---- LISTING

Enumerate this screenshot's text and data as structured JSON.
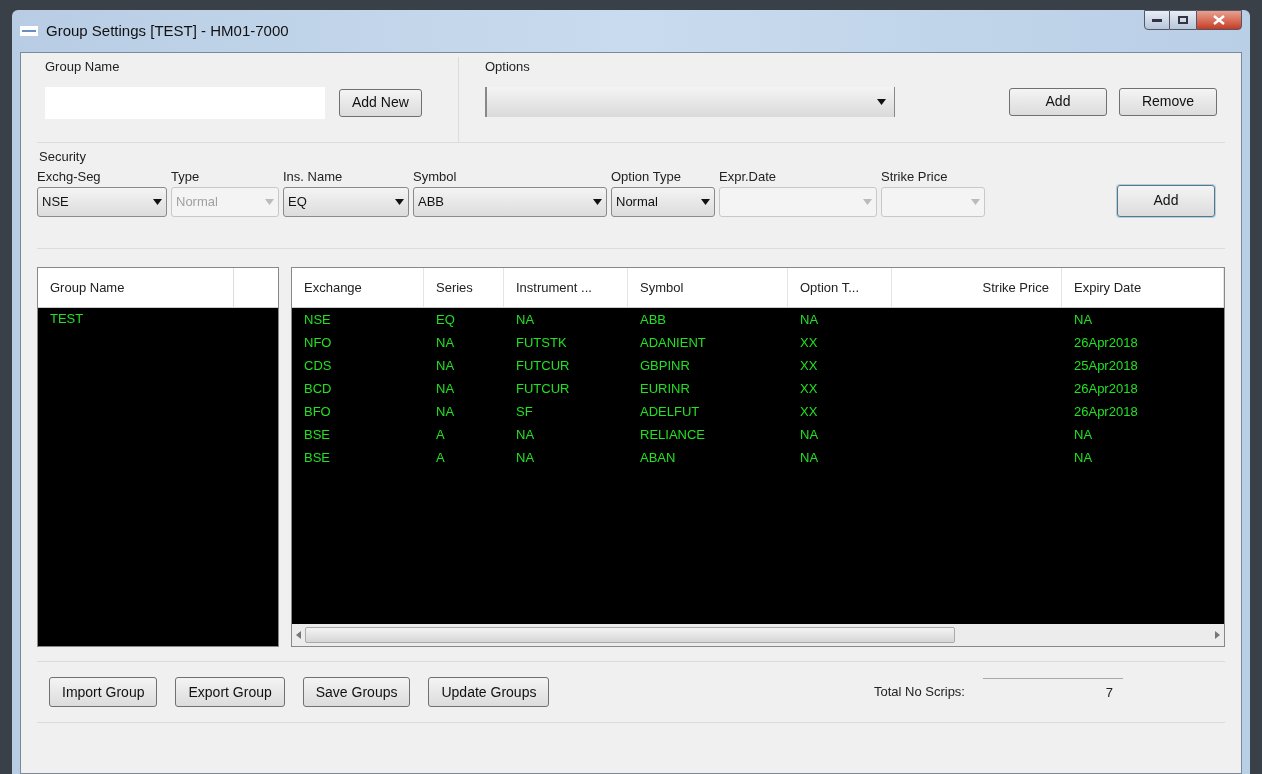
{
  "window": {
    "title": "Group Settings [TEST] - HM01-7000"
  },
  "group_name": {
    "label": "Group Name",
    "button": "Add New"
  },
  "options": {
    "label": "Options",
    "buttons": [
      "Add",
      "Remove"
    ]
  },
  "security": {
    "label": "Security",
    "fields": [
      {
        "label": "Exchg-Seg",
        "value": "NSE",
        "disabled": false
      },
      {
        "label": "Type",
        "value": "Normal",
        "disabled": true
      },
      {
        "label": "Ins. Name",
        "value": "EQ",
        "disabled": false
      },
      {
        "label": "Symbol",
        "value": "ABB",
        "disabled": false
      },
      {
        "label": "Option Type",
        "value": "Normal",
        "disabled": false
      },
      {
        "label": "Expr.Date",
        "disabled": true
      },
      {
        "label": "Strike Price",
        "disabled": true
      }
    ],
    "button": "Add"
  },
  "groups": {
    "column": "Group Name",
    "rows": [
      {
        "name": "TEST",
        "selected": false
      }
    ]
  },
  "table": {
    "columns": [
      "Exchange",
      "Series",
      "Instrument ...",
      "Symbol",
      "Option T...",
      "Strike Price",
      "Expiry Date"
    ],
    "rows": [
      [
        "NSE",
        "EQ",
        "NA",
        "ABB",
        "NA",
        "",
        "NA"
      ],
      [
        "NFO",
        "NA",
        "FUTSTK",
        "ADANIENT",
        "XX",
        "",
        "26Apr2018"
      ],
      [
        "CDS",
        "NA",
        "FUTCUR",
        "GBPINR",
        "XX",
        "",
        "25Apr2018"
      ],
      [
        "BCD",
        "NA",
        "FUTCUR",
        "EURINR",
        "XX",
        "",
        "26Apr2018"
      ],
      [
        "BFO",
        "NA",
        "SF",
        "ADELFUT",
        "XX",
        "",
        "26Apr2018"
      ],
      [
        "BSE",
        "A",
        "NA",
        "RELIANCE",
        "NA",
        "",
        "NA"
      ],
      [
        "BSE",
        "A",
        "NA",
        "ABAN",
        "NA",
        "",
        "NA"
      ]
    ]
  },
  "footer": {
    "buttons": [
      "Import Group",
      "Export Group",
      "Save Groups",
      "Update Groups"
    ],
    "total_label": "Total No Scrips:",
    "total_value": "7"
  }
}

--------

- **WRITTEN TASK**
Pictures in the records should not appear in your copy, but everything else must be transcribed exactly.

- **ANSWER TO THIS EXERCISE**
Enumerate this screenshot's text and data as structured JSON.
{
  "window": {
    "title": "Group Settings [TEST] - HM01-7000"
  },
  "group_name": {
    "label": "Group Name",
    "button": "Add New"
  },
  "options": {
    "label": "Options",
    "buttons": [
      "Add",
      "Remove"
    ]
  },
  "security": {
    "label": "Security",
    "fields": [
      {
        "label": "Exchg-Seg",
        "value": "NSE",
        "disabled": false
      },
      {
        "label": "Type",
        "value": "Normal",
        "disabled": true
      },
      {
        "label": "Ins. Name",
        "value": "EQ",
        "disabled": false
      },
      {
        "label": "Symbol",
        "value": "ABB",
        "disabled": false
      },
      {
        "label": "Option Type",
        "value": "Normal",
        "disabled": false
      },
      {
        "label": "Expr.Date",
        "disabled": true
      },
      {
        "label": "Strike Price",
        "disabled": true
      }
    ],
    "button": "Add"
  },
  "groups": {
    "column": "Group Name",
    "rows": [
      {
        "name": "TEST",
        "selected": false
      }
    ]
  },
  "table": {
    "columns": [
      "Exchange",
      "Series",
      "Instrument ...",
      "Symbol",
      "Option T...",
      "Strike Price",
      "Expiry Date"
    ],
    "rows": [
      [
        "NSE",
        "EQ",
        "NA",
        "ABB",
        "NA",
        "",
        "NA"
      ],
      [
        "NFO",
        "NA",
        "FUTSTK",
        "ADANIENT",
        "XX",
        "",
        "26Apr2018"
      ],
      [
        "CDS",
        "NA",
        "FUTCUR",
        "GBPINR",
        "XX",
        "",
        "25Apr2018"
      ],
      [
        "BCD",
        "NA",
        "FUTCUR",
        "EURINR",
        "XX",
        "",
        "26Apr2018"
      ],
      [
        "BFO",
        "NA",
        "SF",
        "ADELFUT",
        "XX",
        "",
        "26Apr2018"
      ],
      [
        "BSE",
        "A",
        "NA",
        "RELIANCE",
        "NA",
        "",
        "NA"
      ],
      [
        "BSE",
        "A",
        "NA",
        "ABAN",
        "NA",
        "",
        "NA"
      ]
    ]
  },
  "footer": {
    "buttons": [
      "Import Group",
      "Export Group",
      "Save Groups",
      "Update Groups"
    ],
    "total_label": "Total No Scrips:",
    "total_value": "7"
  }
}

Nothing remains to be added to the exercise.